Your goal: Quote the listing below in its entirety, omitting every image.

Recorded information:
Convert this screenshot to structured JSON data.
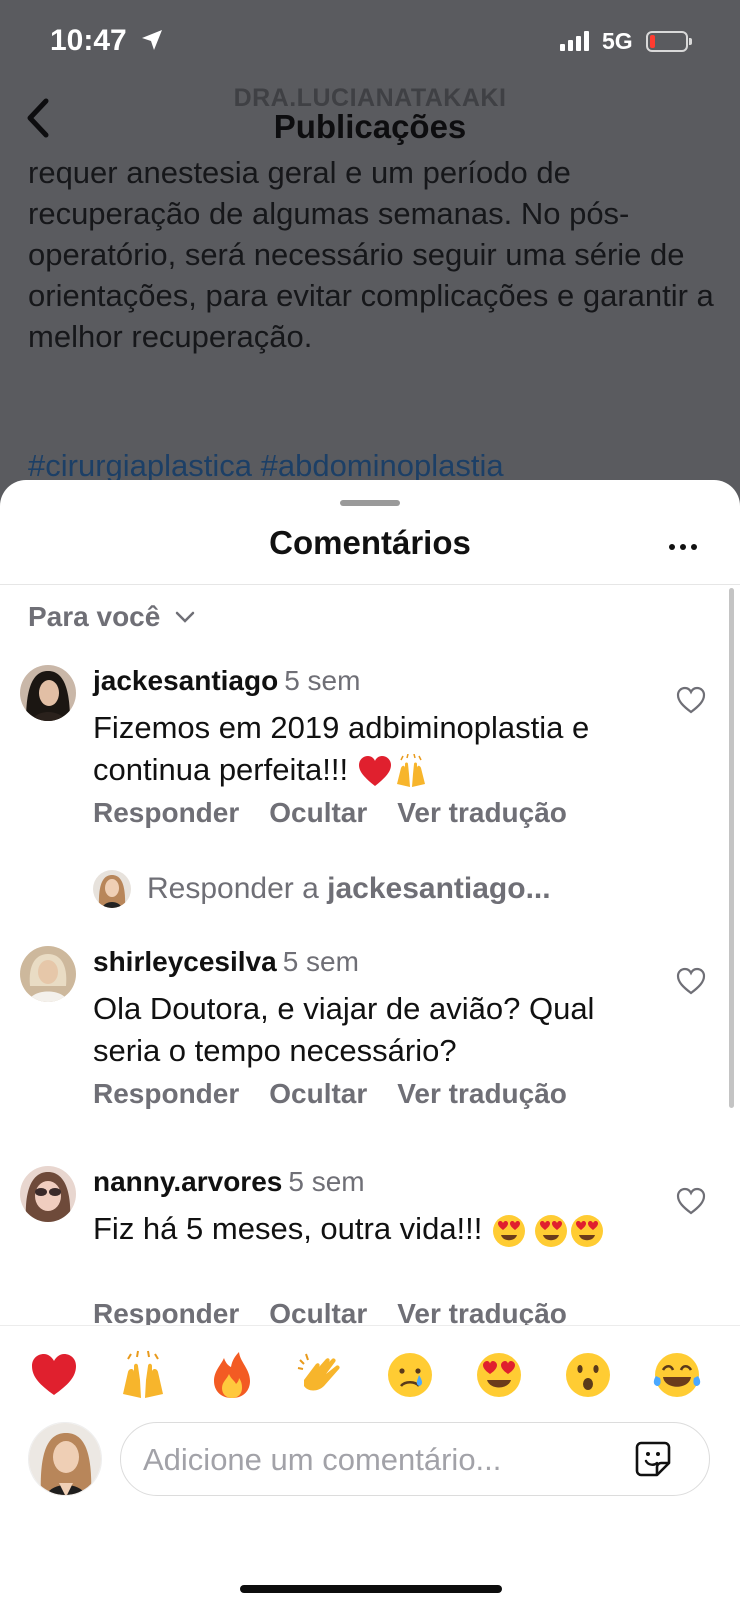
{
  "status_bar": {
    "time": "10:47",
    "network": "5G",
    "battery_level": 0.1
  },
  "background_post": {
    "username": "DRA.LUCIANATAKAKI",
    "page_title": "Publicações",
    "caption": "requer anestesia geral e um período de recuperação de algumas semanas. No pós-operatório, será necessário seguir uma série de orientações, para evitar complicações e garantir a melhor recuperação.",
    "hashtags": "#cirurgiaplastica #abdominoplastia"
  },
  "sheet": {
    "title": "Comentários",
    "more_icon": "more-horizontal-icon",
    "filter_label": "Para você"
  },
  "comments": [
    {
      "username": "jackesantiago",
      "time": "5 sem",
      "text": "Fizemos em 2019 adbiminoplastia e continua perfeita!!!",
      "emojis": [
        "red-heart",
        "raising-hands"
      ],
      "actions": [
        "Responder",
        "Ocultar",
        "Ver tradução"
      ]
    },
    {
      "username": "shirleycesilva",
      "time": "5 sem",
      "text": "Ola Doutora, e viajar de avião? Qual seria o tempo necessário?",
      "emojis": [],
      "actions": [
        "Responder",
        "Ocultar",
        "Ver tradução"
      ]
    },
    {
      "username": "nanny.arvores",
      "time": "5 sem",
      "text": "Fiz há 5 meses, outra vida!!!",
      "emojis": [
        "heart-eyes",
        "heart-eyes",
        "heart-eyes"
      ],
      "actions": [
        "Responder",
        "Ocultar",
        "Ver tradução"
      ]
    }
  ],
  "reply_prompt": {
    "prefix": "Responder a",
    "target": "jackesantiago..."
  },
  "quick_reactions": [
    "red-heart",
    "raising-hands",
    "fire",
    "clapping-hands",
    "crying-face",
    "heart-eyes",
    "surprised-face",
    "tears-of-joy"
  ],
  "composer": {
    "placeholder": "Adicione um comentário...",
    "sticker_icon": "sticker-icon"
  },
  "colors": {
    "sheet_bg": "#ffffff",
    "dim_overlay": "#5a5b5f",
    "muted_text": "#6f6f76",
    "like_red": "#e0202e"
  }
}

Correct response:
Convert this screenshot to structured JSON data.
{
  "status_bar": {
    "time": "10:47",
    "network": "5G",
    "battery_level": 0.1
  },
  "background_post": {
    "username": "DRA.LUCIANATAKAKI",
    "page_title": "Publicações",
    "caption": "requer anestesia geral e um período de recuperação de algumas semanas. No pós-operatório, será necessário seguir uma série de orientações, para evitar complicações e garantir a melhor recuperação.",
    "hashtags": "#cirurgiaplastica #abdominoplastia"
  },
  "sheet": {
    "title": "Comentários",
    "more_icon": "more-horizontal-icon",
    "filter_label": "Para você"
  },
  "comments": [
    {
      "username": "jackesantiago",
      "time": "5 sem",
      "text": "Fizemos em 2019 adbiminoplastia e continua perfeita!!!",
      "emojis": [
        "red-heart",
        "raising-hands"
      ],
      "actions": [
        "Responder",
        "Ocultar",
        "Ver tradução"
      ]
    },
    {
      "username": "shirleycesilva",
      "time": "5 sem",
      "text": "Ola Doutora, e viajar de avião? Qual seria o tempo necessário?",
      "emojis": [],
      "actions": [
        "Responder",
        "Ocultar",
        "Ver tradução"
      ]
    },
    {
      "username": "nanny.arvores",
      "time": "5 sem",
      "text": "Fiz há 5 meses, outra vida!!!",
      "emojis": [
        "heart-eyes",
        "heart-eyes",
        "heart-eyes"
      ],
      "actions": [
        "Responder",
        "Ocultar",
        "Ver tradução"
      ]
    }
  ],
  "reply_prompt": {
    "prefix": "Responder a",
    "target": "jackesantiago..."
  },
  "quick_reactions": [
    "red-heart",
    "raising-hands",
    "fire",
    "clapping-hands",
    "crying-face",
    "heart-eyes",
    "surprised-face",
    "tears-of-joy"
  ],
  "composer": {
    "placeholder": "Adicione um comentário...",
    "sticker_icon": "sticker-icon"
  },
  "colors": {
    "sheet_bg": "#ffffff",
    "dim_overlay": "#5a5b5f",
    "muted_text": "#6f6f76",
    "like_red": "#e0202e"
  }
}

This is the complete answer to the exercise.